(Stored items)
────

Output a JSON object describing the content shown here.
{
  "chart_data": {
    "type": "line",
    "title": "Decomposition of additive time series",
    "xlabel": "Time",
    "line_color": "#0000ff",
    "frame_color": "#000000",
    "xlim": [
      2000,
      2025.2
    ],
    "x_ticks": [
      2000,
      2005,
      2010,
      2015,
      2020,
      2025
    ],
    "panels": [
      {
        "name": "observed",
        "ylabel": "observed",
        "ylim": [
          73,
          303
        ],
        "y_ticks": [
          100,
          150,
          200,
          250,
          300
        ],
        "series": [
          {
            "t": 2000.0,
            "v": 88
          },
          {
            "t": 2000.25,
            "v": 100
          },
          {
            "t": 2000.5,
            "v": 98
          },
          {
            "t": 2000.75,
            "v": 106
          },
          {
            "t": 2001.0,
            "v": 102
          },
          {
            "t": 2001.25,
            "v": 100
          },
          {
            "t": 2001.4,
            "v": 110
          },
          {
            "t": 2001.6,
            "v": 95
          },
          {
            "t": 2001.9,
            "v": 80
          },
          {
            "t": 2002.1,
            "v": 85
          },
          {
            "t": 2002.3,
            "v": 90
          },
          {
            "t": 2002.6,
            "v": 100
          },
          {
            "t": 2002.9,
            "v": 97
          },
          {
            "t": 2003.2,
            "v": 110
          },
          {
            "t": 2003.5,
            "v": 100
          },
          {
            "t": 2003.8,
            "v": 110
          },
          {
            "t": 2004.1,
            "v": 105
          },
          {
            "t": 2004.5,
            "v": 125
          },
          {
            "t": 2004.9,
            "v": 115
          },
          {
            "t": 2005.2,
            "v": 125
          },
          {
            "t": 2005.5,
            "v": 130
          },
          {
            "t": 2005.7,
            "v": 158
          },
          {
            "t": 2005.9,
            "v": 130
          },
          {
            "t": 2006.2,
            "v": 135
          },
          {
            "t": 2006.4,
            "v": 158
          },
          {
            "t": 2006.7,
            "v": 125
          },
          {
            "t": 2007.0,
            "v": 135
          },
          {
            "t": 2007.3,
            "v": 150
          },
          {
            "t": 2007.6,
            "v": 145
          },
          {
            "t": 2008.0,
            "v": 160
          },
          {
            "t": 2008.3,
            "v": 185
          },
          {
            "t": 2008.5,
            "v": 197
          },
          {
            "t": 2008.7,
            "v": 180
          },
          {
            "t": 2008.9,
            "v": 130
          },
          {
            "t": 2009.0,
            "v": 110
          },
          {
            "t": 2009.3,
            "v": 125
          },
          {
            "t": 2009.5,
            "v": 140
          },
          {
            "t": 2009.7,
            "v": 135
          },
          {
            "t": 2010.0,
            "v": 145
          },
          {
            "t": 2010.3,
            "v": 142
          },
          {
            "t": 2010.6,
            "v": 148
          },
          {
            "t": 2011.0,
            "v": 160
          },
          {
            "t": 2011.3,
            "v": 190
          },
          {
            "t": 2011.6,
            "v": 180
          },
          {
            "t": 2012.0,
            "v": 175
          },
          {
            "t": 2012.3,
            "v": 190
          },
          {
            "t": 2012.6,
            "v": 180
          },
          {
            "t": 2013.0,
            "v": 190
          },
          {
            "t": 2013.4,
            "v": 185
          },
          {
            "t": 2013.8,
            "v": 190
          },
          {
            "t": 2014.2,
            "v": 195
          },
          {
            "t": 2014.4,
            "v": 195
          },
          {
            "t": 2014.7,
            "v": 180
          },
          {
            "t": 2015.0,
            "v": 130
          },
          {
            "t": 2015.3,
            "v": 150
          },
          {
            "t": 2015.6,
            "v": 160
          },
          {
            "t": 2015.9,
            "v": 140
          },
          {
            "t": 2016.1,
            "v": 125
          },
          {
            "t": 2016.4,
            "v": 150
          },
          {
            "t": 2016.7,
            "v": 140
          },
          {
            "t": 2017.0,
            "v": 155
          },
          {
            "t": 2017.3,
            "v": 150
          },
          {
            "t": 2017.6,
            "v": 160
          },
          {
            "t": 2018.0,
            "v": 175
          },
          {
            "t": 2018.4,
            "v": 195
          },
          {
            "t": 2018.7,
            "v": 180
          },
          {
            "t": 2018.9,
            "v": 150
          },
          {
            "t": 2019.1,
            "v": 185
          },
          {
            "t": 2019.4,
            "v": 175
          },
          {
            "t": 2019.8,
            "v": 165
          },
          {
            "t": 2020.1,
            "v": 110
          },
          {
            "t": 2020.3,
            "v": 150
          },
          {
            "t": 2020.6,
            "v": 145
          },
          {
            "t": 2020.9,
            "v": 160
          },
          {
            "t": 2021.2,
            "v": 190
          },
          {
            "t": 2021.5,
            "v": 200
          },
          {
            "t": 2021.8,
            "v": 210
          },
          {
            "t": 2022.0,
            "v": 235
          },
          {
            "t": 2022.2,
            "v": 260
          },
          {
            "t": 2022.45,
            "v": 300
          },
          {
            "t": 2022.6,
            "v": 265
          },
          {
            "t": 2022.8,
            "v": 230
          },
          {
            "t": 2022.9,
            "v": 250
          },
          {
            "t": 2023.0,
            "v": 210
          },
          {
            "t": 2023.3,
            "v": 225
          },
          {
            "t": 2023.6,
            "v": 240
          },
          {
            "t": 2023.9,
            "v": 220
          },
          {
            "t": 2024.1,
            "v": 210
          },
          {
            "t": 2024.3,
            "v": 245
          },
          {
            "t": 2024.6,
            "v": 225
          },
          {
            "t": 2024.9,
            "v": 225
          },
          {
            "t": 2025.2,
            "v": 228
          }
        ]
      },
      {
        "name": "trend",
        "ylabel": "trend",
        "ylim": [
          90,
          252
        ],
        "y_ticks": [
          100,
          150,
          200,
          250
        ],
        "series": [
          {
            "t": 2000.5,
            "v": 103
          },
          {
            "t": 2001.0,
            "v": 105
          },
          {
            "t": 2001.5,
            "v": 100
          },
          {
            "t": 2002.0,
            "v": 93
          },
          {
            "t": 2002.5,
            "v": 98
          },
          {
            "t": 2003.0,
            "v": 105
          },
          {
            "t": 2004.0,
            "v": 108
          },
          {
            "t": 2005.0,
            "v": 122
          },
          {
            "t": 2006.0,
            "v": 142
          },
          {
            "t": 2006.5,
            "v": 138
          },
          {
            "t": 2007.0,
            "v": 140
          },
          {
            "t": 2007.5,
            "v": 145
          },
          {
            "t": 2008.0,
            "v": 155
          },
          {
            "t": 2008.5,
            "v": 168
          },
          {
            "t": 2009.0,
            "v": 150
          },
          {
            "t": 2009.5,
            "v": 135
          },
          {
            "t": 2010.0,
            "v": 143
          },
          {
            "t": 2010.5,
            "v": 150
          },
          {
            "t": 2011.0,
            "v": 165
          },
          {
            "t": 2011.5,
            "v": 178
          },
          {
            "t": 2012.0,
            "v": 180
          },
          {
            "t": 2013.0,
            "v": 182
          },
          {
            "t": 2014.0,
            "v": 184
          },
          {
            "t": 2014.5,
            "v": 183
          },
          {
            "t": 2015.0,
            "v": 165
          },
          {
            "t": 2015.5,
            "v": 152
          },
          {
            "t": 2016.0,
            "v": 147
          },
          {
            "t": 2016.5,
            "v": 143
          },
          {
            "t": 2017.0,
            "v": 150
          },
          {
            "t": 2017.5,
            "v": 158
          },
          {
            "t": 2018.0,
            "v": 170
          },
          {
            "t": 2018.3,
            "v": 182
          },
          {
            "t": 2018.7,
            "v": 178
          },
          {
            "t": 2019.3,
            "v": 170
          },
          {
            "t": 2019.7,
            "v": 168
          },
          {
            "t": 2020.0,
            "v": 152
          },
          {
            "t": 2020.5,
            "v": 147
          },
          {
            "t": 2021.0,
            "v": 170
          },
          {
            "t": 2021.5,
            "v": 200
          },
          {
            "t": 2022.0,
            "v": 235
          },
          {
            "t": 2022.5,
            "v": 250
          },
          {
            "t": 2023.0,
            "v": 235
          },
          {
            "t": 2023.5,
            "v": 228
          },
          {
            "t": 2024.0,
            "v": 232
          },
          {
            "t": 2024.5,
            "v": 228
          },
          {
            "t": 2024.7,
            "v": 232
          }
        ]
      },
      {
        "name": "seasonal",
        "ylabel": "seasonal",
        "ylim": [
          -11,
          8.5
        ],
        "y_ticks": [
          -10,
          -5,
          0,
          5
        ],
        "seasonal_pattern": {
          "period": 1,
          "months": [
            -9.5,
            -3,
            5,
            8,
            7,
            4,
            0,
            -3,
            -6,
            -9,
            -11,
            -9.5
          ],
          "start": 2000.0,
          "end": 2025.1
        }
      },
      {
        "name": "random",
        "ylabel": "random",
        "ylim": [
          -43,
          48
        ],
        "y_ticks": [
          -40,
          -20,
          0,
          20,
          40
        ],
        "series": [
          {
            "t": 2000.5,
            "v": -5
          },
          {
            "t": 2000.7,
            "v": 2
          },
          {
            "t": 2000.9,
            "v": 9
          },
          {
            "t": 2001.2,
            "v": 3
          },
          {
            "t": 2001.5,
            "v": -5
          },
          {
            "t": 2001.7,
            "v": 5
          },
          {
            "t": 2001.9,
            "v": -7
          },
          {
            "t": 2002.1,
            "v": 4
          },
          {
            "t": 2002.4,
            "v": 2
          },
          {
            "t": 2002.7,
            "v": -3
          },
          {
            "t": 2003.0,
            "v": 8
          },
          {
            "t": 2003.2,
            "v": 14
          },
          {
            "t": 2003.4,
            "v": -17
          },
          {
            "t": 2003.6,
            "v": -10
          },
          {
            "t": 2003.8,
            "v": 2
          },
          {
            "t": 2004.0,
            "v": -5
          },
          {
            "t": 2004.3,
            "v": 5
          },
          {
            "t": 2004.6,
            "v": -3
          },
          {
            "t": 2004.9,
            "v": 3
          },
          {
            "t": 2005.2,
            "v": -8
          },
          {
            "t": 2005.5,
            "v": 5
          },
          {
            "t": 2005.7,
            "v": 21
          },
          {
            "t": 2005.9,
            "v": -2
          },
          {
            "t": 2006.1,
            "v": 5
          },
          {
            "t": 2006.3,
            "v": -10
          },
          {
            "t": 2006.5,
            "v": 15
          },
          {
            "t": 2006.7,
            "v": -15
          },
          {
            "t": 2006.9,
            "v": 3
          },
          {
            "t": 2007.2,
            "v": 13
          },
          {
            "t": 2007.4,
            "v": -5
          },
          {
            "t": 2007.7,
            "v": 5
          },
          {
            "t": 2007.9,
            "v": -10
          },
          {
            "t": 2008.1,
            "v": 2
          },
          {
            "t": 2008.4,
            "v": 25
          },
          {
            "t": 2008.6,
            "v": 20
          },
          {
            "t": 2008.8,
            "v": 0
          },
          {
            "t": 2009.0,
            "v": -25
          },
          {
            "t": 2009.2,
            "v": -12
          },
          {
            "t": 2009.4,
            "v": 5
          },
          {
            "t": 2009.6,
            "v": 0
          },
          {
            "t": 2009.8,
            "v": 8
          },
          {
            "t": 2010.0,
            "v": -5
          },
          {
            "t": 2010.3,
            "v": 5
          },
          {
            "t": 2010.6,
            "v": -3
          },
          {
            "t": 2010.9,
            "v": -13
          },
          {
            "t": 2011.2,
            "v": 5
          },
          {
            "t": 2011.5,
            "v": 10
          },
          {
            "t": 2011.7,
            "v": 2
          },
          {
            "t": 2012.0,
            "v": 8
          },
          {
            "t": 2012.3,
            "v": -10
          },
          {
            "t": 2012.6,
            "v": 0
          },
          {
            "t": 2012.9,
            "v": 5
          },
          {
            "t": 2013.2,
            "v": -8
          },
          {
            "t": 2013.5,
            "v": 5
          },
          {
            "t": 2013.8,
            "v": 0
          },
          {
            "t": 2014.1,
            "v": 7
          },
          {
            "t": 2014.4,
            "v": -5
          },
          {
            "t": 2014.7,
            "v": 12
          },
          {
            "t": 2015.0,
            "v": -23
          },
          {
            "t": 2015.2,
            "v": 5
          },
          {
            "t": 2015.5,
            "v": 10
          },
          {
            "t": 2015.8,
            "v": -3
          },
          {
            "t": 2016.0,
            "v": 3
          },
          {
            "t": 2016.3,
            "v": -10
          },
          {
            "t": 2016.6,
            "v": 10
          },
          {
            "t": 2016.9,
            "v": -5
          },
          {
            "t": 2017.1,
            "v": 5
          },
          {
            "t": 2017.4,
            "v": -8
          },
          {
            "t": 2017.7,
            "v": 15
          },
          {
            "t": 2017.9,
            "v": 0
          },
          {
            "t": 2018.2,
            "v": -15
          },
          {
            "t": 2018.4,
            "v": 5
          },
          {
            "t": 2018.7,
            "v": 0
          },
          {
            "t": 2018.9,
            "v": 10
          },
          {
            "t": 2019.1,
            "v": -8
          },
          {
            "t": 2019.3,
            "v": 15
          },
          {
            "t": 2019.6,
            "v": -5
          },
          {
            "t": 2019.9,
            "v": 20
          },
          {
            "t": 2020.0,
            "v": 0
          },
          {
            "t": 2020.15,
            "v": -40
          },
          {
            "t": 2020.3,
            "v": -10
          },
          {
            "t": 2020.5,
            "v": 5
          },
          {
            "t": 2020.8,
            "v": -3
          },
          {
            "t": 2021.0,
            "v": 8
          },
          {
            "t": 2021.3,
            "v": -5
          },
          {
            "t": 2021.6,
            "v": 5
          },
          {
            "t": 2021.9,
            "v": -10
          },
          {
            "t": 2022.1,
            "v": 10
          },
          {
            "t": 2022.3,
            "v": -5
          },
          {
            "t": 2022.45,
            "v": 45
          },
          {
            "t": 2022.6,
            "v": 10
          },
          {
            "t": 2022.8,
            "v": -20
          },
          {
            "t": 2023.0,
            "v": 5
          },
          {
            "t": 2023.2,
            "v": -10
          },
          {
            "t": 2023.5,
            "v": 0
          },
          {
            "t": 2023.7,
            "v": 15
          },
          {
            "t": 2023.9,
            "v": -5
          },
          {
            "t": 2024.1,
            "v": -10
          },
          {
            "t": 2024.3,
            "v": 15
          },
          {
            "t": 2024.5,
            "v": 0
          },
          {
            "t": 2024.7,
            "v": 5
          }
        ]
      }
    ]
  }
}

────

Using the entries above, find all lines with "name". Copy them.

        "name": "observed",
        "name": "trend",
        "name": "seasonal",
        "name": "random",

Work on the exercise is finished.